Stated task: Collect from the data below each line with "圆盘从初始时刻开始转过".

--- BEGIN Source records ---

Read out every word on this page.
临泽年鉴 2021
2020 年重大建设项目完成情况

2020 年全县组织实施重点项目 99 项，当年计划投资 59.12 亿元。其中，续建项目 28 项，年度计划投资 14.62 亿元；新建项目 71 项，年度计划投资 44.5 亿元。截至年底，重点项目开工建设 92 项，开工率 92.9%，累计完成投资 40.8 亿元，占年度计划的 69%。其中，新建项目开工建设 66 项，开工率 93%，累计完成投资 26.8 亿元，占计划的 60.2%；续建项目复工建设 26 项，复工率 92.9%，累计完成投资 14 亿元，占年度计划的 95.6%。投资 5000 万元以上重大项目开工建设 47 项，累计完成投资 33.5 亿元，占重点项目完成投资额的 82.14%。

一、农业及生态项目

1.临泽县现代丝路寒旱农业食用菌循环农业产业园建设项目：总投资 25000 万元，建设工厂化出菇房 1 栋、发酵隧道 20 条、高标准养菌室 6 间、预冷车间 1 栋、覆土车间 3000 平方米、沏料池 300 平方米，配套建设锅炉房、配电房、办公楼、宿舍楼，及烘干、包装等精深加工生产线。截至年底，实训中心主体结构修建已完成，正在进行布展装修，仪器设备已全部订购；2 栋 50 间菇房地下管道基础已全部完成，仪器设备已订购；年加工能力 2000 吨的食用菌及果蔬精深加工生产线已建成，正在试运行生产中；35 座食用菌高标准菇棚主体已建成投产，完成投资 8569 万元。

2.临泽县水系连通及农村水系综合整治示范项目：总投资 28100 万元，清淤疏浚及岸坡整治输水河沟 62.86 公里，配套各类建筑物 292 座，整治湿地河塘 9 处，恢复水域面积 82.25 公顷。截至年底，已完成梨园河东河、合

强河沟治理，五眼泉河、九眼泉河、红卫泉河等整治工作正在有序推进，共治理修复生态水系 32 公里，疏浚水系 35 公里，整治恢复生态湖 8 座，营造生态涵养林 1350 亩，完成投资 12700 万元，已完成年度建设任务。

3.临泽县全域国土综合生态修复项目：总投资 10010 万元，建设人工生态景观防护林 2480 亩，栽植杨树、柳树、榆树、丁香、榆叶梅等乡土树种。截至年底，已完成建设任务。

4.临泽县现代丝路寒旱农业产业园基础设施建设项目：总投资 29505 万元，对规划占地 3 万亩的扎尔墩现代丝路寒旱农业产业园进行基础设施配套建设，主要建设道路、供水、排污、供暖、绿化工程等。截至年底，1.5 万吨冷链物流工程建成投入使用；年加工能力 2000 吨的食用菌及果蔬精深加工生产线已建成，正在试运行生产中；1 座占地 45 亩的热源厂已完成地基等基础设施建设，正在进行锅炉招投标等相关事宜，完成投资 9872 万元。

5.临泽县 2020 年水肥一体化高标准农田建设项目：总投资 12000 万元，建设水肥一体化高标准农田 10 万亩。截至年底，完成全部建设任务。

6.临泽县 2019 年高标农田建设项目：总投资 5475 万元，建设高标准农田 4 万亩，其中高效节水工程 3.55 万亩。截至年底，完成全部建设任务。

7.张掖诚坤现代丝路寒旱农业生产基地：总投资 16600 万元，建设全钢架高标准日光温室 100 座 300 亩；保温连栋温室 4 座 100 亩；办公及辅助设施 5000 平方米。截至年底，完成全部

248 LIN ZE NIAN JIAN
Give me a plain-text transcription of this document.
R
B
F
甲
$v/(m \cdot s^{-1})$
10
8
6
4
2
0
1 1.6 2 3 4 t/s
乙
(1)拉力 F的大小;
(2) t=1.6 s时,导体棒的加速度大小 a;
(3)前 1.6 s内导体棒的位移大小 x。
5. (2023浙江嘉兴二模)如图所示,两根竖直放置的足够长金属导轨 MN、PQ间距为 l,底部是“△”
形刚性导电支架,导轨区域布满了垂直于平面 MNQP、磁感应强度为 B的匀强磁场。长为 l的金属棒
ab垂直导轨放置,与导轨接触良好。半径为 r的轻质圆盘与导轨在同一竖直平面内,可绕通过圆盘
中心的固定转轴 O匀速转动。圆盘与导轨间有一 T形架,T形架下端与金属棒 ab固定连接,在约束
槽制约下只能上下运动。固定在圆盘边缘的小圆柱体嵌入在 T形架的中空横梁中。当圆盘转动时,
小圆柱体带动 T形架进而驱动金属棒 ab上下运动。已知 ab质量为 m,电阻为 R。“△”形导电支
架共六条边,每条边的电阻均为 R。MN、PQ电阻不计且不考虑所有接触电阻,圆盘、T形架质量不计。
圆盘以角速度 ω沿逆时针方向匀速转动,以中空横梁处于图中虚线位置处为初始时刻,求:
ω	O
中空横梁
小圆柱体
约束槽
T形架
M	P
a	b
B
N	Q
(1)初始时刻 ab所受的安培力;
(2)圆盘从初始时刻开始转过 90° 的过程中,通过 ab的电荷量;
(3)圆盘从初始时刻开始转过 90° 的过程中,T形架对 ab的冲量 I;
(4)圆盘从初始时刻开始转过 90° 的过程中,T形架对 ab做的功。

--- END Source records ---

Exercise result:
(2)圆盘从初始时刻开始转过 90° 的过程中,通过 ab的电荷量;
(3)圆盘从初始时刻开始转过 90° 的过程中,T形架对 ab的冲量 I;
(4)圆盘从初始时刻开始转过 90° 的过程中,T形架对 ab做的功。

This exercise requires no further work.